▸ WRITTEN TASK:
Filter the rows below, keeping each line that contains the string "boxes".

▸ Some rows:
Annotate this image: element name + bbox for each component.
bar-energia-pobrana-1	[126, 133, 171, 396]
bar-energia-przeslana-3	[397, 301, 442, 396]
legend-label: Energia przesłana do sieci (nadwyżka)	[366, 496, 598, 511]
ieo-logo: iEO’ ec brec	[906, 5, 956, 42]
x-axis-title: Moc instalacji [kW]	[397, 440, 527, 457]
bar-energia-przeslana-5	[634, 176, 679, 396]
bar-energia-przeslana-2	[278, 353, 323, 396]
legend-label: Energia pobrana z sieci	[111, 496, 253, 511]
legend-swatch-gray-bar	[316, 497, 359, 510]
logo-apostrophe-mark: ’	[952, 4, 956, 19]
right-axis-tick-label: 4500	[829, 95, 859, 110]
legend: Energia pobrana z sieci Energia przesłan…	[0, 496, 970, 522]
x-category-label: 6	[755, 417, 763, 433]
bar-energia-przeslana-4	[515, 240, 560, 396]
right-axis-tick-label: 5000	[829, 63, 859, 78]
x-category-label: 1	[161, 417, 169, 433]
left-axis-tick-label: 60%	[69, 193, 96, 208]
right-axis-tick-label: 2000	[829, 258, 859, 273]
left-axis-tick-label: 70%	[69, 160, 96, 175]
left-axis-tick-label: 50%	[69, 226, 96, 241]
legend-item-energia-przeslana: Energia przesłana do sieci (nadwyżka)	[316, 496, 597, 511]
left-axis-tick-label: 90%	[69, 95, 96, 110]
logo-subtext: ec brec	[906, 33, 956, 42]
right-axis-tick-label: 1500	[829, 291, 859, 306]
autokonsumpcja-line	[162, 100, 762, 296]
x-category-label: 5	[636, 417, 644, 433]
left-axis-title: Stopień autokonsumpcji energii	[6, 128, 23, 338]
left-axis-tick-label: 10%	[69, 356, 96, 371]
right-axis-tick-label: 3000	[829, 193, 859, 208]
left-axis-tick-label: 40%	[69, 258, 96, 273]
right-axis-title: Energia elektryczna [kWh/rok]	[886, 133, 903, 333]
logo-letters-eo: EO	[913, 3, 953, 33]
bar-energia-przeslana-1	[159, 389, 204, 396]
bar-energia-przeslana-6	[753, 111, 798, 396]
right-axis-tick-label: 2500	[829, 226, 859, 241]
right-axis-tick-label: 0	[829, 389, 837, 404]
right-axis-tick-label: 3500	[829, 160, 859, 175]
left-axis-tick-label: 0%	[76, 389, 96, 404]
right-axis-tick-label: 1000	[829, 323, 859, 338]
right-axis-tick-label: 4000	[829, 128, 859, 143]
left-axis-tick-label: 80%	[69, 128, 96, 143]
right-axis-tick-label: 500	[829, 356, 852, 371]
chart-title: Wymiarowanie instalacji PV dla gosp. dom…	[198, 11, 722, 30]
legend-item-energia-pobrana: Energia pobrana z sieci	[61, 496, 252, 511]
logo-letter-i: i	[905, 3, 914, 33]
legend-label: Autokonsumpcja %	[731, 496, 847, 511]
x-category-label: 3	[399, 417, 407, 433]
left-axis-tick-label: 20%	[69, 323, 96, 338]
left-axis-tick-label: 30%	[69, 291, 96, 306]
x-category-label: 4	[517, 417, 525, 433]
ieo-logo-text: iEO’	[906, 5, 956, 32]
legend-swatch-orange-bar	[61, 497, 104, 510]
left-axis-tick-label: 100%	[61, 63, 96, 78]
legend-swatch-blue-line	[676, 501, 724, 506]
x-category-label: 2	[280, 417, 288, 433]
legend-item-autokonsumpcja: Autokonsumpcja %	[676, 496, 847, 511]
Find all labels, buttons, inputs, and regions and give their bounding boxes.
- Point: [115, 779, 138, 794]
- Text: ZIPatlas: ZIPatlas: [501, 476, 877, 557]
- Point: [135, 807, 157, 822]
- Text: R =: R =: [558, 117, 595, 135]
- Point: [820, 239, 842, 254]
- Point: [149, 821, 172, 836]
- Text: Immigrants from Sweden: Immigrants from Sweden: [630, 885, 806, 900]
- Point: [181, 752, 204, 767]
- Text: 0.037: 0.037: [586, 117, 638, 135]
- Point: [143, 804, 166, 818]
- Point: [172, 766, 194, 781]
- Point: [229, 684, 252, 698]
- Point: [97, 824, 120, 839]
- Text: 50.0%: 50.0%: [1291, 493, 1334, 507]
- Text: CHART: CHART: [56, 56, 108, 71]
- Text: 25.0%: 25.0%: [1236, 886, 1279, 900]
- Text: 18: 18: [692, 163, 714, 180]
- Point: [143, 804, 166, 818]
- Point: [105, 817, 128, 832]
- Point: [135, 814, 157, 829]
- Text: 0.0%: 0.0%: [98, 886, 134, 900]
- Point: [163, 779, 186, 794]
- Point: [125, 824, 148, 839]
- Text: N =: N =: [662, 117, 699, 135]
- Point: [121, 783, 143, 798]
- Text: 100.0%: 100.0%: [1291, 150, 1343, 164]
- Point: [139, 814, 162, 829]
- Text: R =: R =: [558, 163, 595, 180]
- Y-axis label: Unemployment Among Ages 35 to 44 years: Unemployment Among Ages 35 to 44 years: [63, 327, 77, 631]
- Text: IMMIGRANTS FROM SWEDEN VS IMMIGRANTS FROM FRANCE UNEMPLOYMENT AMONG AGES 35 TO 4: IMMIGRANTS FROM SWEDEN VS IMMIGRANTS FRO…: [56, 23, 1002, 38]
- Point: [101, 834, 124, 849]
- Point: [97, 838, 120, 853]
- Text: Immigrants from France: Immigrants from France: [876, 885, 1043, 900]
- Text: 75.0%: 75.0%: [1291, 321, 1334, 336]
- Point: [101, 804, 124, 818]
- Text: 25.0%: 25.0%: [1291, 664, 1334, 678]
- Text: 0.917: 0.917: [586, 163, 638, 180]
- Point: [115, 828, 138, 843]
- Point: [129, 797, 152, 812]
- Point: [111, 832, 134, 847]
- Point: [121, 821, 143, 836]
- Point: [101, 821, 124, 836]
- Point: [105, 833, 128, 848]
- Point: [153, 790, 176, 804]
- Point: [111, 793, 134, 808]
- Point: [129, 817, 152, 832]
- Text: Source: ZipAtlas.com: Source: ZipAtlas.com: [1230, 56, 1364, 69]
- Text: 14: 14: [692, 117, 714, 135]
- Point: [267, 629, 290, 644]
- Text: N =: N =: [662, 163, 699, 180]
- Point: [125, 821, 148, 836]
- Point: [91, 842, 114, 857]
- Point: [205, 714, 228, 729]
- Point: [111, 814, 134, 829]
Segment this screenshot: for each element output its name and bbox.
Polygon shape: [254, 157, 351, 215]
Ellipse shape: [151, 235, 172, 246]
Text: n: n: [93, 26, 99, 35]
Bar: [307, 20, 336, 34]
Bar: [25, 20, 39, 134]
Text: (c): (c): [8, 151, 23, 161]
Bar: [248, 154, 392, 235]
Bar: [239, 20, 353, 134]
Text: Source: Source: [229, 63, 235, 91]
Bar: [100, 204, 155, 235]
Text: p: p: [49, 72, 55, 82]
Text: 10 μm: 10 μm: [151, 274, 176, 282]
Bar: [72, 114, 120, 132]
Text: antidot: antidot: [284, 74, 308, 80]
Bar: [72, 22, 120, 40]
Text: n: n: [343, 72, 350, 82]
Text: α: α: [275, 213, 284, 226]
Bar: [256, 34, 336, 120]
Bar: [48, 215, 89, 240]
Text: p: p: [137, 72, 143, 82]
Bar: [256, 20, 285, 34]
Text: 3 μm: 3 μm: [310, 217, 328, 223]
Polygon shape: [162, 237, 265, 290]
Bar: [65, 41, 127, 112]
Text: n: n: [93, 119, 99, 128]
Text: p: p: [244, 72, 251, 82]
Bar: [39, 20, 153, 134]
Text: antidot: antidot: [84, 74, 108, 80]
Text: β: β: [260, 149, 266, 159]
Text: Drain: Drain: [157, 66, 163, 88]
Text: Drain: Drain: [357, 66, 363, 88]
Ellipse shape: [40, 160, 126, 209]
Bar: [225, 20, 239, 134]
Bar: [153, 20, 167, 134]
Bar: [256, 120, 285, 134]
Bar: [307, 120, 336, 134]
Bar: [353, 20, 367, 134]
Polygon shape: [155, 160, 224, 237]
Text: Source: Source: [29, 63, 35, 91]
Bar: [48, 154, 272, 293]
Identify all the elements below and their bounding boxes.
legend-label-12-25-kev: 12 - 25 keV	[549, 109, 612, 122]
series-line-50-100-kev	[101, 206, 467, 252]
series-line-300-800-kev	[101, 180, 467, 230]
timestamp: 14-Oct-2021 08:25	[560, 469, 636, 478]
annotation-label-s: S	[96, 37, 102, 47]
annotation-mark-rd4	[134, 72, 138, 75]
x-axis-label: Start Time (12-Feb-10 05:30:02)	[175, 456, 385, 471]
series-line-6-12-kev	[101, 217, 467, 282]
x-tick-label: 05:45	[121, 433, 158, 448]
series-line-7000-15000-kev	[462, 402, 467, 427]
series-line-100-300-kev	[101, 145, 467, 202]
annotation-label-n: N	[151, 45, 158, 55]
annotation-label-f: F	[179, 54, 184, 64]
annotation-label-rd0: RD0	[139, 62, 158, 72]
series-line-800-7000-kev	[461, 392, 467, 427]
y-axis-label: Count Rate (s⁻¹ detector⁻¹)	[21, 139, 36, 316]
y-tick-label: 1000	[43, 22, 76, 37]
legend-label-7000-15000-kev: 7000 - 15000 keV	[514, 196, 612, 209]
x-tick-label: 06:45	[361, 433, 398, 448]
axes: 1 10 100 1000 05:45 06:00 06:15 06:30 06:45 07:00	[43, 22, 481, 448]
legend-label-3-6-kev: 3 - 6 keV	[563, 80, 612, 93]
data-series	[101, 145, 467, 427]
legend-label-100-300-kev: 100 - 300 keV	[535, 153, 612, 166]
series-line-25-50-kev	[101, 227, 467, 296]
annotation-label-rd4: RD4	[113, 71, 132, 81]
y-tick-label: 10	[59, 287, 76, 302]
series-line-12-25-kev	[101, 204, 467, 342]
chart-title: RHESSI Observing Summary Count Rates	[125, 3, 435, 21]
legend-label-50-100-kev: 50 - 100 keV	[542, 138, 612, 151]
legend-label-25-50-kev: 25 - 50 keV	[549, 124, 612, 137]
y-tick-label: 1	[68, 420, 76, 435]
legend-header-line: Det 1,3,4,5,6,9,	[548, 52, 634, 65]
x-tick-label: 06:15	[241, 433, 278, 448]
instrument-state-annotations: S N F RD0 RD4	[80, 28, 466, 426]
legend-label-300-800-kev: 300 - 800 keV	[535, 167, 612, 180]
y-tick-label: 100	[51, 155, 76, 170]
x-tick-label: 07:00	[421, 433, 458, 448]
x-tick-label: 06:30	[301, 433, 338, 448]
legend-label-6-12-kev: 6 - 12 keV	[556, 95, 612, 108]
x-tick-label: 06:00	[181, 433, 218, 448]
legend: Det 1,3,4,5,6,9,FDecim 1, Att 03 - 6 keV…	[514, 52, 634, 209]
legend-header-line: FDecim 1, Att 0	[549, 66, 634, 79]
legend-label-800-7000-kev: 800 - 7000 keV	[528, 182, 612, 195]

▸ RESPONSE:
Find all labels, buttons, inputs, and regions and give their bounding boxes.
Identify all the elements below and their bounding boxes.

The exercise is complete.